→ What is being asked: Each line below should be quoted exactly, please.

Data entries for graphics:
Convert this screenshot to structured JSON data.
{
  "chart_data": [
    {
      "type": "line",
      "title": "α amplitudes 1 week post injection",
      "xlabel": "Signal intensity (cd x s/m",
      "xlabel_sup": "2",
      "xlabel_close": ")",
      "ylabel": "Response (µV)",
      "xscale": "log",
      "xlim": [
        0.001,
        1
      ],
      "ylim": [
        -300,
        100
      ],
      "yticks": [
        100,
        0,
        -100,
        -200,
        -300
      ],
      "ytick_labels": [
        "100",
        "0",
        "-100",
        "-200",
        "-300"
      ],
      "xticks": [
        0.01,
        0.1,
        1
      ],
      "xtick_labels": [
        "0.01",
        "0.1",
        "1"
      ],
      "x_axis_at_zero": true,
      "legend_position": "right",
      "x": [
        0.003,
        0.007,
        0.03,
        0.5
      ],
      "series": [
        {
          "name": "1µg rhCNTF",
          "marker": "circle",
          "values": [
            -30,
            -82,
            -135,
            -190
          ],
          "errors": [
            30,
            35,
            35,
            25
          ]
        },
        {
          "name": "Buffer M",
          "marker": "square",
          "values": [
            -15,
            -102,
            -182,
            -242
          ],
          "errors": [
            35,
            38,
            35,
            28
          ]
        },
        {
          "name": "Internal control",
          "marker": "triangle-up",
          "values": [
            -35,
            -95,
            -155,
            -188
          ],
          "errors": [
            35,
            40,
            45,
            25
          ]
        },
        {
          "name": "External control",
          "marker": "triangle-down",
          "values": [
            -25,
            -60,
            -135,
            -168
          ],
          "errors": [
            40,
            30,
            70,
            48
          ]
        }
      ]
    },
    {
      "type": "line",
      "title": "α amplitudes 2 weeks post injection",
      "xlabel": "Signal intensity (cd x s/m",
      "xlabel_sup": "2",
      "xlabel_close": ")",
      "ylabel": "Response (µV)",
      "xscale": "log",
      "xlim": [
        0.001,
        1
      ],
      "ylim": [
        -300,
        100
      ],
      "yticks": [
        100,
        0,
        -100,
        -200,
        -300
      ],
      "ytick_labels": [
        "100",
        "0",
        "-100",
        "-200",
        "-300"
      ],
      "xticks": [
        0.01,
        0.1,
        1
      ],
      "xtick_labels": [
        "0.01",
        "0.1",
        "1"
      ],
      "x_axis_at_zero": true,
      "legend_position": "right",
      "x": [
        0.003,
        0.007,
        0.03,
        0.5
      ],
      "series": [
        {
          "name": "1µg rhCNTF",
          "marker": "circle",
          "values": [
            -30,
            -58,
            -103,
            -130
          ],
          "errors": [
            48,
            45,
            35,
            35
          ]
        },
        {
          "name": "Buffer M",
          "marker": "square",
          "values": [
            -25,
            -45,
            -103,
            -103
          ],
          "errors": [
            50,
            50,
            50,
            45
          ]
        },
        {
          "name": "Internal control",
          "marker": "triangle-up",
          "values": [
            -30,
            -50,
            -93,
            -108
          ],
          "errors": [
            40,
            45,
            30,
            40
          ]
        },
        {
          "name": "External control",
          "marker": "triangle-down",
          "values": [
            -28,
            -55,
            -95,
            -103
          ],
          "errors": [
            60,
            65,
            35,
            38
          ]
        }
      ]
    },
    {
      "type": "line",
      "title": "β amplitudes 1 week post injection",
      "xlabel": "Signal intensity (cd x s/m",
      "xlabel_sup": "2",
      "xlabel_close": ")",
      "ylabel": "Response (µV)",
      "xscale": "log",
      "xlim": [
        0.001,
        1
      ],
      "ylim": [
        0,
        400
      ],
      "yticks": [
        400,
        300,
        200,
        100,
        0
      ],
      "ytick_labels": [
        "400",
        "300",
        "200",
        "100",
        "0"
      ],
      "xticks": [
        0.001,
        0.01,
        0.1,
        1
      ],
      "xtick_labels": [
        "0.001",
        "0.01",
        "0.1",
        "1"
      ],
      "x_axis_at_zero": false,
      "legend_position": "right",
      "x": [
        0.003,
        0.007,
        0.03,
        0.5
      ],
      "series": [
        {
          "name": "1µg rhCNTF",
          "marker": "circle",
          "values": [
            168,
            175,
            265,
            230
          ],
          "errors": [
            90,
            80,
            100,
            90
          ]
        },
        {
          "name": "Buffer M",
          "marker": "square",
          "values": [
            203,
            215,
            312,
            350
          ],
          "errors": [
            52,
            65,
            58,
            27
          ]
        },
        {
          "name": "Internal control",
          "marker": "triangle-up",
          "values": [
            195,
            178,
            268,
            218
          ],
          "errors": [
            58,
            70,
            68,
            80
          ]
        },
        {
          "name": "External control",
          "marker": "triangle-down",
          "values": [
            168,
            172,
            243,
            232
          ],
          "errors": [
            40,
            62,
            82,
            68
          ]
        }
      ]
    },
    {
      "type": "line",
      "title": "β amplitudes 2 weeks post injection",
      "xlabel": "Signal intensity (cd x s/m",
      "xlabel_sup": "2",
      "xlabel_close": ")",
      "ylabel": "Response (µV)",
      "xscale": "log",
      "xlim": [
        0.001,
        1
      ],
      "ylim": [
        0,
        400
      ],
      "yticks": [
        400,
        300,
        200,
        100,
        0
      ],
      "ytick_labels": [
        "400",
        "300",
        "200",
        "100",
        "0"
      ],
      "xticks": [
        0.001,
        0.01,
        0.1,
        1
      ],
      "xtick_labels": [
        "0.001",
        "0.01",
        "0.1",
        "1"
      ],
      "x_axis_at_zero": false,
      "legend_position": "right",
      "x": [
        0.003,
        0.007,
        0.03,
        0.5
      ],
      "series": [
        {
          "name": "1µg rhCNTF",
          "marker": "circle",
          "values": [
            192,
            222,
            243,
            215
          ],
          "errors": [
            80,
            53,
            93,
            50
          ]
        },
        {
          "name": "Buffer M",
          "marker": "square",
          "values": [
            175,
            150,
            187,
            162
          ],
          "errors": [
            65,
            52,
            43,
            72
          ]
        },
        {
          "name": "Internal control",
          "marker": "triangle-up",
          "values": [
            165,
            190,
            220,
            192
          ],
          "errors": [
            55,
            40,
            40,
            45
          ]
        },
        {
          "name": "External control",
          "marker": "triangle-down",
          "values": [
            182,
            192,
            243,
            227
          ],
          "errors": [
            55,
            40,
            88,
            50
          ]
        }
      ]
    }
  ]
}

→ Result of this task:
Convert this screenshot to structured JSON data.
{
  "chart_data": [
    {
      "type": "line",
      "title": "α amplitudes 1 week post injection",
      "xlabel": "Signal intensity (cd x s/m",
      "xlabel_sup": "2",
      "xlabel_close": ")",
      "ylabel": "Response (µV)",
      "xscale": "log",
      "xlim": [
        0.001,
        1
      ],
      "ylim": [
        -300,
        100
      ],
      "yticks": [
        100,
        0,
        -100,
        -200,
        -300
      ],
      "ytick_labels": [
        "100",
        "0",
        "-100",
        "-200",
        "-300"
      ],
      "xticks": [
        0.01,
        0.1,
        1
      ],
      "xtick_labels": [
        "0.01",
        "0.1",
        "1"
      ],
      "x_axis_at_zero": true,
      "legend_position": "right",
      "x": [
        0.003,
        0.007,
        0.03,
        0.5
      ],
      "series": [
        {
          "name": "1µg rhCNTF",
          "marker": "circle",
          "values": [
            -30,
            -82,
            -135,
            -190
          ],
          "errors": [
            30,
            35,
            35,
            25
          ]
        },
        {
          "name": "Buffer M",
          "marker": "square",
          "values": [
            -15,
            -102,
            -182,
            -242
          ],
          "errors": [
            35,
            38,
            35,
            28
          ]
        },
        {
          "name": "Internal control",
          "marker": "triangle-up",
          "values": [
            -35,
            -95,
            -155,
            -188
          ],
          "errors": [
            35,
            40,
            45,
            25
          ]
        },
        {
          "name": "External control",
          "marker": "triangle-down",
          "values": [
            -25,
            -60,
            -135,
            -168
          ],
          "errors": [
            40,
            30,
            70,
            48
          ]
        }
      ]
    },
    {
      "type": "line",
      "title": "α amplitudes 2 weeks post injection",
      "xlabel": "Signal intensity (cd x s/m",
      "xlabel_sup": "2",
      "xlabel_close": ")",
      "ylabel": "Response (µV)",
      "xscale": "log",
      "xlim": [
        0.001,
        1
      ],
      "ylim": [
        -300,
        100
      ],
      "yticks": [
        100,
        0,
        -100,
        -200,
        -300
      ],
      "ytick_labels": [
        "100",
        "0",
        "-100",
        "-200",
        "-300"
      ],
      "xticks": [
        0.01,
        0.1,
        1
      ],
      "xtick_labels": [
        "0.01",
        "0.1",
        "1"
      ],
      "x_axis_at_zero": true,
      "legend_position": "right",
      "x": [
        0.003,
        0.007,
        0.03,
        0.5
      ],
      "series": [
        {
          "name": "1µg rhCNTF",
          "marker": "circle",
          "values": [
            -30,
            -58,
            -103,
            -130
          ],
          "errors": [
            48,
            45,
            35,
            35
          ]
        },
        {
          "name": "Buffer M",
          "marker": "square",
          "values": [
            -25,
            -45,
            -103,
            -103
          ],
          "errors": [
            50,
            50,
            50,
            45
          ]
        },
        {
          "name": "Internal control",
          "marker": "triangle-up",
          "values": [
            -30,
            -50,
            -93,
            -108
          ],
          "errors": [
            40,
            45,
            30,
            40
          ]
        },
        {
          "name": "External control",
          "marker": "triangle-down",
          "values": [
            -28,
            -55,
            -95,
            -103
          ],
          "errors": [
            60,
            65,
            35,
            38
          ]
        }
      ]
    },
    {
      "type": "line",
      "title": "β amplitudes 1 week post injection",
      "xlabel": "Signal intensity (cd x s/m",
      "xlabel_sup": "2",
      "xlabel_close": ")",
      "ylabel": "Response (µV)",
      "xscale": "log",
      "xlim": [
        0.001,
        1
      ],
      "ylim": [
        0,
        400
      ],
      "yticks": [
        400,
        300,
        200,
        100,
        0
      ],
      "ytick_labels": [
        "400",
        "300",
        "200",
        "100",
        "0"
      ],
      "xticks": [
        0.001,
        0.01,
        0.1,
        1
      ],
      "xtick_labels": [
        "0.001",
        "0.01",
        "0.1",
        "1"
      ],
      "x_axis_at_zero": false,
      "legend_position": "right",
      "x": [
        0.003,
        0.007,
        0.03,
        0.5
      ],
      "series": [
        {
          "name": "1µg rhCNTF",
          "marker": "circle",
          "values": [
            168,
            175,
            265,
            230
          ],
          "errors": [
            90,
            80,
            100,
            90
          ]
        },
        {
          "name": "Buffer M",
          "marker": "square",
          "values": [
            203,
            215,
            312,
            350
          ],
          "errors": [
            52,
            65,
            58,
            27
          ]
        },
        {
          "name": "Internal control",
          "marker": "triangle-up",
          "values": [
            195,
            178,
            268,
            218
          ],
          "errors": [
            58,
            70,
            68,
            80
          ]
        },
        {
          "name": "External control",
          "marker": "triangle-down",
          "values": [
            168,
            172,
            243,
            232
          ],
          "errors": [
            40,
            62,
            82,
            68
          ]
        }
      ]
    },
    {
      "type": "line",
      "title": "β amplitudes 2 weeks post injection",
      "xlabel": "Signal intensity (cd x s/m",
      "xlabel_sup": "2",
      "xlabel_close": ")",
      "ylabel": "Response (µV)",
      "xscale": "log",
      "xlim": [
        0.001,
        1
      ],
      "ylim": [
        0,
        400
      ],
      "yticks": [
        400,
        300,
        200,
        100,
        0
      ],
      "ytick_labels": [
        "400",
        "300",
        "200",
        "100",
        "0"
      ],
      "xticks": [
        0.001,
        0.01,
        0.1,
        1
      ],
      "xtick_labels": [
        "0.001",
        "0.01",
        "0.1",
        "1"
      ],
      "x_axis_at_zero": false,
      "legend_position": "right",
      "x": [
        0.003,
        0.007,
        0.03,
        0.5
      ],
      "series": [
        {
          "name": "1µg rhCNTF",
          "marker": "circle",
          "values": [
            192,
            222,
            243,
            215
          ],
          "errors": [
            80,
            53,
            93,
            50
          ]
        },
        {
          "name": "Buffer M",
          "marker": "square",
          "values": [
            175,
            150,
            187,
            162
          ],
          "errors": [
            65,
            52,
            43,
            72
          ]
        },
        {
          "name": "Internal control",
          "marker": "triangle-up",
          "values": [
            165,
            190,
            220,
            192
          ],
          "errors": [
            55,
            40,
            40,
            45
          ]
        },
        {
          "name": "External control",
          "marker": "triangle-down",
          "values": [
            182,
            192,
            243,
            227
          ],
          "errors": [
            55,
            40,
            88,
            50
          ]
        }
      ]
    }
  ]
}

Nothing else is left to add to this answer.